Dataset entries on figures
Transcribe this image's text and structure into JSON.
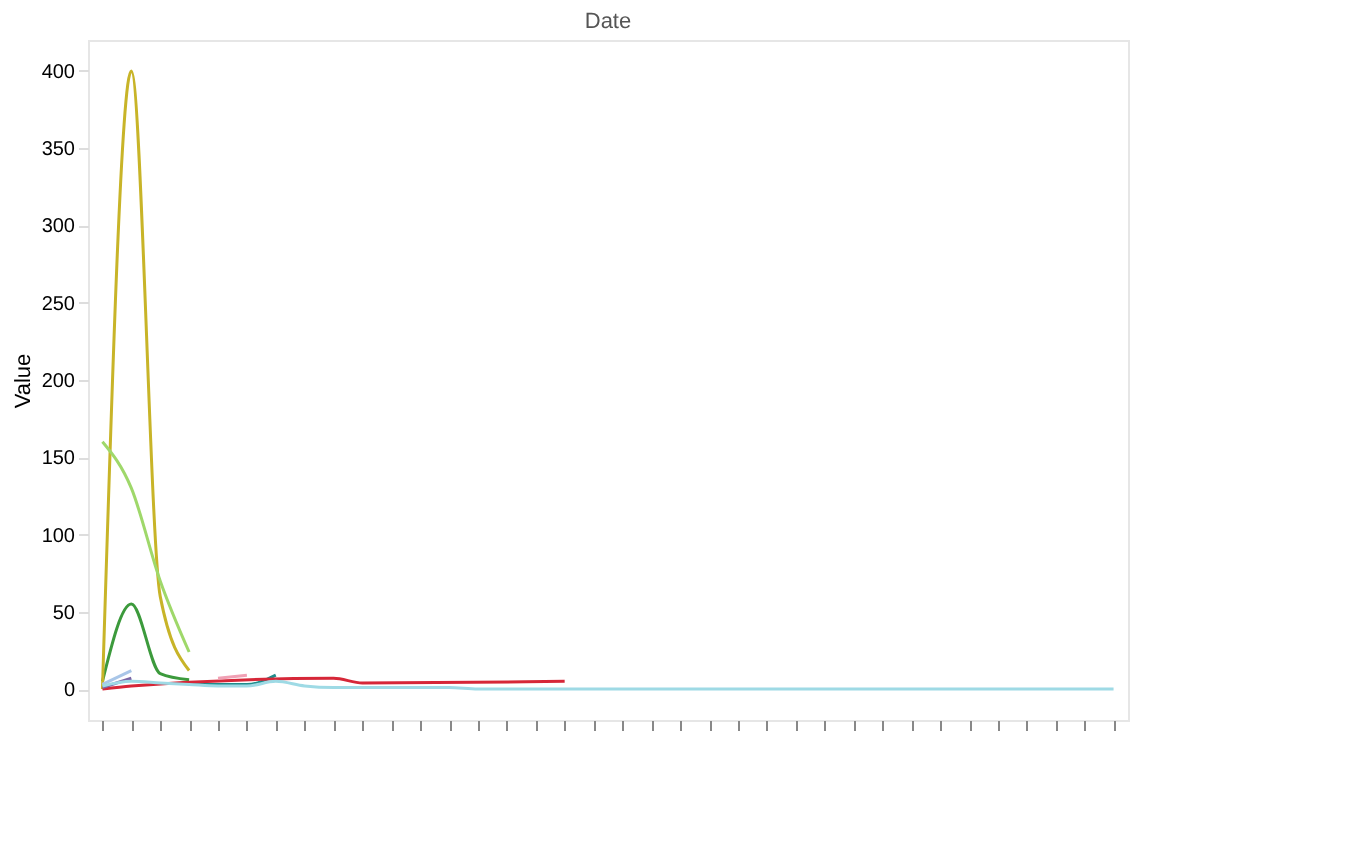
{
  "chart_data": {
    "type": "line",
    "title": "Date",
    "ylabel": "Value",
    "categories": [
      null,
      null,
      null,
      null,
      null,
      null,
      null,
      null,
      null,
      null,
      null,
      null,
      null,
      null,
      null,
      null,
      null,
      null,
      null,
      null,
      null,
      null,
      null,
      null,
      null,
      null,
      null,
      null,
      null,
      null,
      null,
      null,
      null,
      null,
      null,
      null
    ],
    "ylim": [
      -20,
      420
    ],
    "yticks": [
      0,
      50,
      100,
      150,
      200,
      250,
      300,
      350,
      400
    ],
    "grid": false,
    "legend": false,
    "line_style": "solid",
    "marker": "none",
    "series": [
      {
        "color": "#3c9a3c",
        "values": [
          5,
          55,
          10,
          6,
          null,
          null,
          null,
          null,
          null,
          null,
          null,
          null,
          null,
          null,
          null,
          null,
          null,
          null,
          null,
          null,
          null,
          null,
          null,
          null,
          null,
          null,
          null,
          null,
          null,
          null,
          null,
          null,
          null,
          null,
          null,
          null
        ]
      },
      {
        "color": "#c8b428",
        "values": [
          0,
          400,
          60,
          12,
          null,
          null,
          null,
          null,
          null,
          null,
          null,
          null,
          null,
          null,
          null,
          null,
          null,
          null,
          null,
          null,
          null,
          null,
          null,
          null,
          null,
          null,
          null,
          null,
          null,
          null,
          null,
          null,
          null,
          null,
          null,
          null
        ]
      },
      {
        "color": "#9fd86a",
        "values": [
          160,
          130,
          70,
          24,
          null,
          null,
          null,
          null,
          null,
          null,
          null,
          null,
          null,
          null,
          null,
          null,
          null,
          null,
          null,
          null,
          null,
          null,
          null,
          null,
          null,
          null,
          null,
          null,
          null,
          null,
          null,
          null,
          null,
          null,
          null,
          null
        ]
      },
      {
        "color": "#1f8c8c",
        "values": [
          null,
          null,
          null,
          4,
          3,
          3,
          9,
          null,
          null,
          null,
          null,
          null,
          null,
          null,
          null,
          null,
          null,
          null,
          null,
          null,
          null,
          null,
          null,
          null,
          null,
          null,
          null,
          null,
          null,
          null,
          null,
          null,
          null,
          null,
          null,
          null
        ]
      },
      {
        "color": "#a9c6e8",
        "values": [
          3,
          12,
          null,
          null,
          null,
          null,
          null,
          null,
          null,
          null,
          null,
          null,
          null,
          null,
          null,
          null,
          null,
          null,
          null,
          null,
          null,
          null,
          null,
          null,
          null,
          null,
          null,
          null,
          null,
          null,
          null,
          null,
          null,
          null,
          null,
          null
        ]
      },
      {
        "color": "#d62738",
        "values": [
          0,
          2,
          null,
          null,
          null,
          null,
          null,
          null,
          7,
          4,
          null,
          null,
          null,
          null,
          null,
          null,
          5,
          null,
          null,
          null,
          null,
          null,
          null,
          null,
          null,
          null,
          null,
          null,
          null,
          null,
          null,
          null,
          null,
          null,
          null,
          null
        ]
      },
      {
        "color": "#f0a0b4",
        "values": [
          null,
          null,
          null,
          null,
          7,
          9,
          null,
          null,
          null,
          null,
          null,
          null,
          null,
          null,
          null,
          null,
          null,
          null,
          null,
          null,
          null,
          null,
          null,
          null,
          null,
          null,
          null,
          null,
          null,
          null,
          null,
          null,
          null,
          null,
          null,
          null
        ]
      },
      {
        "color": "#7b66a6",
        "values": [
          1,
          7,
          null,
          null,
          null,
          null,
          null,
          null,
          null,
          null,
          null,
          null,
          null,
          null,
          null,
          null,
          null,
          null,
          null,
          null,
          null,
          null,
          null,
          null,
          null,
          null,
          null,
          null,
          null,
          null,
          null,
          null,
          null,
          null,
          null,
          null
        ]
      },
      {
        "color": "#9edae5",
        "values": [
          2,
          5,
          4,
          3,
          2,
          2,
          5,
          2,
          1,
          1,
          1,
          1,
          1,
          0,
          0,
          0,
          0,
          0,
          0,
          0,
          0,
          0,
          0,
          0,
          0,
          0,
          0,
          0,
          0,
          0,
          0,
          0,
          0,
          0,
          0,
          0
        ]
      }
    ]
  }
}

Written problem:
The pictures should not appear in the copy; every other part of the records above must be returned exactly.

The solution:
Transcribe this image's text and structure into JSON.
{
  "chart_data": {
    "type": "line",
    "title": "Date",
    "ylabel": "Value",
    "categories": [
      null,
      null,
      null,
      null,
      null,
      null,
      null,
      null,
      null,
      null,
      null,
      null,
      null,
      null,
      null,
      null,
      null,
      null,
      null,
      null,
      null,
      null,
      null,
      null,
      null,
      null,
      null,
      null,
      null,
      null,
      null,
      null,
      null,
      null,
      null,
      null
    ],
    "ylim": [
      -20,
      420
    ],
    "yticks": [
      0,
      50,
      100,
      150,
      200,
      250,
      300,
      350,
      400
    ],
    "grid": false,
    "legend": false,
    "line_style": "solid",
    "marker": "none",
    "series": [
      {
        "color": "#3c9a3c",
        "values": [
          5,
          55,
          10,
          6,
          null,
          null,
          null,
          null,
          null,
          null,
          null,
          null,
          null,
          null,
          null,
          null,
          null,
          null,
          null,
          null,
          null,
          null,
          null,
          null,
          null,
          null,
          null,
          null,
          null,
          null,
          null,
          null,
          null,
          null,
          null,
          null
        ]
      },
      {
        "color": "#c8b428",
        "values": [
          0,
          400,
          60,
          12,
          null,
          null,
          null,
          null,
          null,
          null,
          null,
          null,
          null,
          null,
          null,
          null,
          null,
          null,
          null,
          null,
          null,
          null,
          null,
          null,
          null,
          null,
          null,
          null,
          null,
          null,
          null,
          null,
          null,
          null,
          null,
          null
        ]
      },
      {
        "color": "#9fd86a",
        "values": [
          160,
          130,
          70,
          24,
          null,
          null,
          null,
          null,
          null,
          null,
          null,
          null,
          null,
          null,
          null,
          null,
          null,
          null,
          null,
          null,
          null,
          null,
          null,
          null,
          null,
          null,
          null,
          null,
          null,
          null,
          null,
          null,
          null,
          null,
          null,
          null
        ]
      },
      {
        "color": "#1f8c8c",
        "values": [
          null,
          null,
          null,
          4,
          3,
          3,
          9,
          null,
          null,
          null,
          null,
          null,
          null,
          null,
          null,
          null,
          null,
          null,
          null,
          null,
          null,
          null,
          null,
          null,
          null,
          null,
          null,
          null,
          null,
          null,
          null,
          null,
          null,
          null,
          null,
          null
        ]
      },
      {
        "color": "#a9c6e8",
        "values": [
          3,
          12,
          null,
          null,
          null,
          null,
          null,
          null,
          null,
          null,
          null,
          null,
          null,
          null,
          null,
          null,
          null,
          null,
          null,
          null,
          null,
          null,
          null,
          null,
          null,
          null,
          null,
          null,
          null,
          null,
          null,
          null,
          null,
          null,
          null,
          null
        ]
      },
      {
        "color": "#d62738",
        "values": [
          0,
          2,
          null,
          null,
          null,
          null,
          null,
          null,
          7,
          4,
          null,
          null,
          null,
          null,
          null,
          null,
          5,
          null,
          null,
          null,
          null,
          null,
          null,
          null,
          null,
          null,
          null,
          null,
          null,
          null,
          null,
          null,
          null,
          null,
          null,
          null
        ]
      },
      {
        "color": "#f0a0b4",
        "values": [
          null,
          null,
          null,
          null,
          7,
          9,
          null,
          null,
          null,
          null,
          null,
          null,
          null,
          null,
          null,
          null,
          null,
          null,
          null,
          null,
          null,
          null,
          null,
          null,
          null,
          null,
          null,
          null,
          null,
          null,
          null,
          null,
          null,
          null,
          null,
          null
        ]
      },
      {
        "color": "#7b66a6",
        "values": [
          1,
          7,
          null,
          null,
          null,
          null,
          null,
          null,
          null,
          null,
          null,
          null,
          null,
          null,
          null,
          null,
          null,
          null,
          null,
          null,
          null,
          null,
          null,
          null,
          null,
          null,
          null,
          null,
          null,
          null,
          null,
          null,
          null,
          null,
          null,
          null
        ]
      },
      {
        "color": "#9edae5",
        "values": [
          2,
          5,
          4,
          3,
          2,
          2,
          5,
          2,
          1,
          1,
          1,
          1,
          1,
          0,
          0,
          0,
          0,
          0,
          0,
          0,
          0,
          0,
          0,
          0,
          0,
          0,
          0,
          0,
          0,
          0,
          0,
          0,
          0,
          0,
          0,
          0
        ]
      }
    ]
  }
}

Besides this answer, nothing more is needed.